* Stored records:

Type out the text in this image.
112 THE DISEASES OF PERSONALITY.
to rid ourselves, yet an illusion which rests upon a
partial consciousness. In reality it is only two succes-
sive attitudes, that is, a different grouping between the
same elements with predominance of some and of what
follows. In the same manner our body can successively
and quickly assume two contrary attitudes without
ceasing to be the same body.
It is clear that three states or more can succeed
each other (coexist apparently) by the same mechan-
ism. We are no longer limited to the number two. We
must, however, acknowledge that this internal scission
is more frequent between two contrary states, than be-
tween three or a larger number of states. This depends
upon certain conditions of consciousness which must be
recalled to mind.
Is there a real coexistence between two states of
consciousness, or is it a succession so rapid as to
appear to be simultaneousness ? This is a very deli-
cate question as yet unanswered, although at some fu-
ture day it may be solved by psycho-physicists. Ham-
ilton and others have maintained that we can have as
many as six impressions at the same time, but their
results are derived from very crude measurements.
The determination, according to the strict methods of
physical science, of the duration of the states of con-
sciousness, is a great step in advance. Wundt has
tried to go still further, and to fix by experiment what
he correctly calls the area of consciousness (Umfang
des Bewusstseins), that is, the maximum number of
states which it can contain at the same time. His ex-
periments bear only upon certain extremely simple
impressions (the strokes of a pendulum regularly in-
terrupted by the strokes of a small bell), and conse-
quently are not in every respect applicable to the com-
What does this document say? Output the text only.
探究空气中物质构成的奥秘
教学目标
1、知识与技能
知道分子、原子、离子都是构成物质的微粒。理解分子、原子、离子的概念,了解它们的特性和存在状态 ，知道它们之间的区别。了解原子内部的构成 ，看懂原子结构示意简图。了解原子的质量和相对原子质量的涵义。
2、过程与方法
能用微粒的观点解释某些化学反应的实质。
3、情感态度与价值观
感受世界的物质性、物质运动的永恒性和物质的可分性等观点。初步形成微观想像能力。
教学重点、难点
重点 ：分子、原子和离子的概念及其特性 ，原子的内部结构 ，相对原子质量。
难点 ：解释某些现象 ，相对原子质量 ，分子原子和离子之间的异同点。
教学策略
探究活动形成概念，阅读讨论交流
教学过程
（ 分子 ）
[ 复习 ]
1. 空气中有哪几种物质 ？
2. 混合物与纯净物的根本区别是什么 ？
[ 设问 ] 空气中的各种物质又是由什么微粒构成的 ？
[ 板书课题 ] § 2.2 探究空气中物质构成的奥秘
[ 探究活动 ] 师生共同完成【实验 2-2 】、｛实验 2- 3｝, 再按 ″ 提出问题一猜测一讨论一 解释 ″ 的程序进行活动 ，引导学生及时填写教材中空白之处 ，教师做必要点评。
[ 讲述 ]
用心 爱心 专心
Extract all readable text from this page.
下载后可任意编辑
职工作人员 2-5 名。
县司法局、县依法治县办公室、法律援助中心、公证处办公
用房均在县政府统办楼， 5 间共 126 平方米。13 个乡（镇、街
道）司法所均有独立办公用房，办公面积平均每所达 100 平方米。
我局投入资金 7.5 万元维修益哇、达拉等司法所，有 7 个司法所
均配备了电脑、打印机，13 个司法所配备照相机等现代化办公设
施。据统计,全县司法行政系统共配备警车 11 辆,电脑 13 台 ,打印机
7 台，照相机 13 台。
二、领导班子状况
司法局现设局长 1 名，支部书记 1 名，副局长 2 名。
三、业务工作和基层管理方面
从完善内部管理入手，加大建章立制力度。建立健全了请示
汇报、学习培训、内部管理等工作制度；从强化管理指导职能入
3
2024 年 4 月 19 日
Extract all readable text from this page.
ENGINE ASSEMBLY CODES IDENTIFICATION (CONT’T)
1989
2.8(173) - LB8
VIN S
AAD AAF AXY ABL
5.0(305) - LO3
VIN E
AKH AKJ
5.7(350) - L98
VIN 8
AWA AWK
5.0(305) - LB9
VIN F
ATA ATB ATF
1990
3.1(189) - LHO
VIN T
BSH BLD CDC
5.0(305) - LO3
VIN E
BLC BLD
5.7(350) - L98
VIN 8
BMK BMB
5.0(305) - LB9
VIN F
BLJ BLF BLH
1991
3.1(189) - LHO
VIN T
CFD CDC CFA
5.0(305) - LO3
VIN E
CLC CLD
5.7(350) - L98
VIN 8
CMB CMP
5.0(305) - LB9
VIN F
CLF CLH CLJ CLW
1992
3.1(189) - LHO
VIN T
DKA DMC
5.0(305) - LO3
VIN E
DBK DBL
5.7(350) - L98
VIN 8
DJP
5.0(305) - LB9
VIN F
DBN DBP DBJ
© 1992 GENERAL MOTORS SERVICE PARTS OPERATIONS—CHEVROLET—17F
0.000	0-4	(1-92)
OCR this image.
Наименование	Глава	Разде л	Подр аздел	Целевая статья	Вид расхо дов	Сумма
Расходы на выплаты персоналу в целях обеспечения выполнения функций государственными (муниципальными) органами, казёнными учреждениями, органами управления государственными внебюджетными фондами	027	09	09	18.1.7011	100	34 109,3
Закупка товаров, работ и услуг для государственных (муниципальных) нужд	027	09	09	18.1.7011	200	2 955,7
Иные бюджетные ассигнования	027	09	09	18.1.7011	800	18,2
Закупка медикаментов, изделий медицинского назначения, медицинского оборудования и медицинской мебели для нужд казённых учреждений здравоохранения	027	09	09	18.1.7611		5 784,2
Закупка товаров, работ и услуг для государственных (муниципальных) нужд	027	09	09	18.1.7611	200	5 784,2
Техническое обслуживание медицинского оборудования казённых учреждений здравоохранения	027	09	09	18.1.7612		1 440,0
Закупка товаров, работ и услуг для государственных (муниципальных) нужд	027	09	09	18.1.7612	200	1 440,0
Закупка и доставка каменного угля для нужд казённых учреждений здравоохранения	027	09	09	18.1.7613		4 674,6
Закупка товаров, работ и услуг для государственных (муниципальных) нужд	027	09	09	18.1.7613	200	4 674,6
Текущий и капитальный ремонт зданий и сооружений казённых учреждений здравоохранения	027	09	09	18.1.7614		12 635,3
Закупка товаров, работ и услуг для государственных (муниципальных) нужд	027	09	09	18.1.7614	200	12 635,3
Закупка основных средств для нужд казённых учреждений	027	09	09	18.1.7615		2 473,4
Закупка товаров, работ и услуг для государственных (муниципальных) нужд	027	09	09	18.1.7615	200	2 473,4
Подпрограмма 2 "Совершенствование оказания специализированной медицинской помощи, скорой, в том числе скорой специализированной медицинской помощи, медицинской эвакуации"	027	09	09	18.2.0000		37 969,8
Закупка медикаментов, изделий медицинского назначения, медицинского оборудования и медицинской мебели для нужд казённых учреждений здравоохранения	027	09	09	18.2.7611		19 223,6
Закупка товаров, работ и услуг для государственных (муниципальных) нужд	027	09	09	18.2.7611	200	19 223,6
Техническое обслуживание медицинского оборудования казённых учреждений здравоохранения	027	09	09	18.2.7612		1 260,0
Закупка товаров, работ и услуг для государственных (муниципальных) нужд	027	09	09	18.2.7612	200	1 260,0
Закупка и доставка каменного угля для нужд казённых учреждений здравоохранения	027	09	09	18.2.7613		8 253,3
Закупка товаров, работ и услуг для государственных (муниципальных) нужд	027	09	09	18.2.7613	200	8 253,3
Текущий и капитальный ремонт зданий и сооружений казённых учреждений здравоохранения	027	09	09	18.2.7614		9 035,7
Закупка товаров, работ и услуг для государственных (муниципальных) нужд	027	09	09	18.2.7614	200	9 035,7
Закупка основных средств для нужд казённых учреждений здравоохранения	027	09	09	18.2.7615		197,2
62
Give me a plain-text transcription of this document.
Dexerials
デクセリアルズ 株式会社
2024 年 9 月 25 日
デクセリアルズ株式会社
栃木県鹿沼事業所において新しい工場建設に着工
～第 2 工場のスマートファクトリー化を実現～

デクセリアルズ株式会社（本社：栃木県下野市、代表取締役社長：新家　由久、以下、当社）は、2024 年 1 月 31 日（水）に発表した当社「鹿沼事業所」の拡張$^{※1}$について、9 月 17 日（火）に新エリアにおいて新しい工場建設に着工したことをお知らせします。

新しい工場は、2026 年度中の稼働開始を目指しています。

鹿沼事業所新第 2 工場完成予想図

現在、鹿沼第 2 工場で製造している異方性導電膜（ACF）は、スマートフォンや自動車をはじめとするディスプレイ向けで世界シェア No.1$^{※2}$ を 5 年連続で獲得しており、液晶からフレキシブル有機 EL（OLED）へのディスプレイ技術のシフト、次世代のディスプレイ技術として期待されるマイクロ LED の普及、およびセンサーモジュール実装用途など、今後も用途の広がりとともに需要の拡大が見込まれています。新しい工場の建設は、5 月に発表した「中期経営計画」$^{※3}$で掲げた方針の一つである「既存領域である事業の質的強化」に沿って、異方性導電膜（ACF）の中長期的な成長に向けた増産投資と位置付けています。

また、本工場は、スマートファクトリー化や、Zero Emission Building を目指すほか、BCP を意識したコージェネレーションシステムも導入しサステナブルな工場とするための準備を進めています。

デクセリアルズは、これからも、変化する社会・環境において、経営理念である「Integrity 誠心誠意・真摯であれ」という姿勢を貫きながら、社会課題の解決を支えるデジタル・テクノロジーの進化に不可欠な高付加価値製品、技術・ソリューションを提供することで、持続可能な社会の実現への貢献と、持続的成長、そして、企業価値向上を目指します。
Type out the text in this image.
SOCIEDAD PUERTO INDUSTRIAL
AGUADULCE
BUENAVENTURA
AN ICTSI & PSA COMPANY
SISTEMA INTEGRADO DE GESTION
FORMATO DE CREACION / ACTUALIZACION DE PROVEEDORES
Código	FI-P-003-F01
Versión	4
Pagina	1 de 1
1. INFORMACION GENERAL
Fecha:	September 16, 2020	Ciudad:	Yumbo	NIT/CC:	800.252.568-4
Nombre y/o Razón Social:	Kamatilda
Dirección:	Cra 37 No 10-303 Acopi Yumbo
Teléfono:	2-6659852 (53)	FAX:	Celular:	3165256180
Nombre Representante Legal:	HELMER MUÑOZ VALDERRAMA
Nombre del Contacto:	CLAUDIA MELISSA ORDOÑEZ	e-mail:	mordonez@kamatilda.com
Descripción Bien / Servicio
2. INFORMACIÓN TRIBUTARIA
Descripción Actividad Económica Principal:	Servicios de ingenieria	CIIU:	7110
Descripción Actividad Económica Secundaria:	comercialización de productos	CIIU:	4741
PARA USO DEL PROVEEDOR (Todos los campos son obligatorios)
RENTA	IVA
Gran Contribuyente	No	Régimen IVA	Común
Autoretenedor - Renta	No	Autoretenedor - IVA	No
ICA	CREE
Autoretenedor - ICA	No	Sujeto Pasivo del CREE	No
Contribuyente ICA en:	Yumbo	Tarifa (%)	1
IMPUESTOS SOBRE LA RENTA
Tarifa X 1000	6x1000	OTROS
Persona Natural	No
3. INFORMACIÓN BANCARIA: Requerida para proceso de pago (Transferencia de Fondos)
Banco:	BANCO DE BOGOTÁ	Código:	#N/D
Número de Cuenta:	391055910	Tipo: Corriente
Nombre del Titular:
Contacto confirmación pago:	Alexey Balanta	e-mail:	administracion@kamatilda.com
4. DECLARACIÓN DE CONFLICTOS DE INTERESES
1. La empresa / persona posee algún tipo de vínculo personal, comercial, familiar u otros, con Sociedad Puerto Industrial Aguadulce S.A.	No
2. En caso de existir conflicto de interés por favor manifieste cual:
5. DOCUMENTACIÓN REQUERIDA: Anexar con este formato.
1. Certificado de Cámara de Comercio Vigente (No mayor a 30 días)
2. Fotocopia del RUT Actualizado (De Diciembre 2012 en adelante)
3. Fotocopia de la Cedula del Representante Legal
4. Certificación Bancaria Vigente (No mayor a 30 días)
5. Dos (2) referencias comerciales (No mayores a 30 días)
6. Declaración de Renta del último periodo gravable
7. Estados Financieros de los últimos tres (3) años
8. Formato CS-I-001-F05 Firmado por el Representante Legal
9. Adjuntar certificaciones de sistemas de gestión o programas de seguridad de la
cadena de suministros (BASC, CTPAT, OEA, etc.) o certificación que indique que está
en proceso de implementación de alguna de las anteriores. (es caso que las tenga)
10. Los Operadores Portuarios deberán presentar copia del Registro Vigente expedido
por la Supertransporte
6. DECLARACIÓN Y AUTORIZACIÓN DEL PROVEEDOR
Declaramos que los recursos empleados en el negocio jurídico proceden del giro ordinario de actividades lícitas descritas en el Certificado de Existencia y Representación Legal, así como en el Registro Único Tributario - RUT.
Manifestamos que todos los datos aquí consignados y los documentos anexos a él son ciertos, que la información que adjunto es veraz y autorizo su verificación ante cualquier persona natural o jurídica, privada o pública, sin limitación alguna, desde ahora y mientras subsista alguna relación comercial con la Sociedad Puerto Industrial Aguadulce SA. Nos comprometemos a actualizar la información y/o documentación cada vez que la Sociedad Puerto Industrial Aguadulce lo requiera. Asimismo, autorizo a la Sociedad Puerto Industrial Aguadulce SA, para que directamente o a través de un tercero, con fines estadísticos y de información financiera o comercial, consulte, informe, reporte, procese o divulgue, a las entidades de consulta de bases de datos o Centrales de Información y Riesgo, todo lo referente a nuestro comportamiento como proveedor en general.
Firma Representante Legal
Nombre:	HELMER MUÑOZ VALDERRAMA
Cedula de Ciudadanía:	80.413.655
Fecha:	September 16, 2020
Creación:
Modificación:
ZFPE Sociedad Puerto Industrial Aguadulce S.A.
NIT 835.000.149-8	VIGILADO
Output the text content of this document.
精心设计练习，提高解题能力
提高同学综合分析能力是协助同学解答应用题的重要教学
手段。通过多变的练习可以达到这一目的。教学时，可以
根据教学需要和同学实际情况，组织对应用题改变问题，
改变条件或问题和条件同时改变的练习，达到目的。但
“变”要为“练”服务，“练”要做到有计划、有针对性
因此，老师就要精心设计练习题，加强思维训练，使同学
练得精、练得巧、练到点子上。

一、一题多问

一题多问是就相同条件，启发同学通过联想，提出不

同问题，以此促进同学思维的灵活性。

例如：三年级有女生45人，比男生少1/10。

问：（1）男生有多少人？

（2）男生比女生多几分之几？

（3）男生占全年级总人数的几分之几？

* Directions:
Pull every line containing the word "Текущий" out of the material and copy it.

* Solution for this task:
Текущий и капитальный ремонт зданий и сооружений казённых учреждений здравоохранения	027	09	09	18.1.7614		12 635,3
Текущий и капитальный ремонт зданий и сооружений казённых учреждений здравоохранения	027	09	09	18.2.7614		9 035,7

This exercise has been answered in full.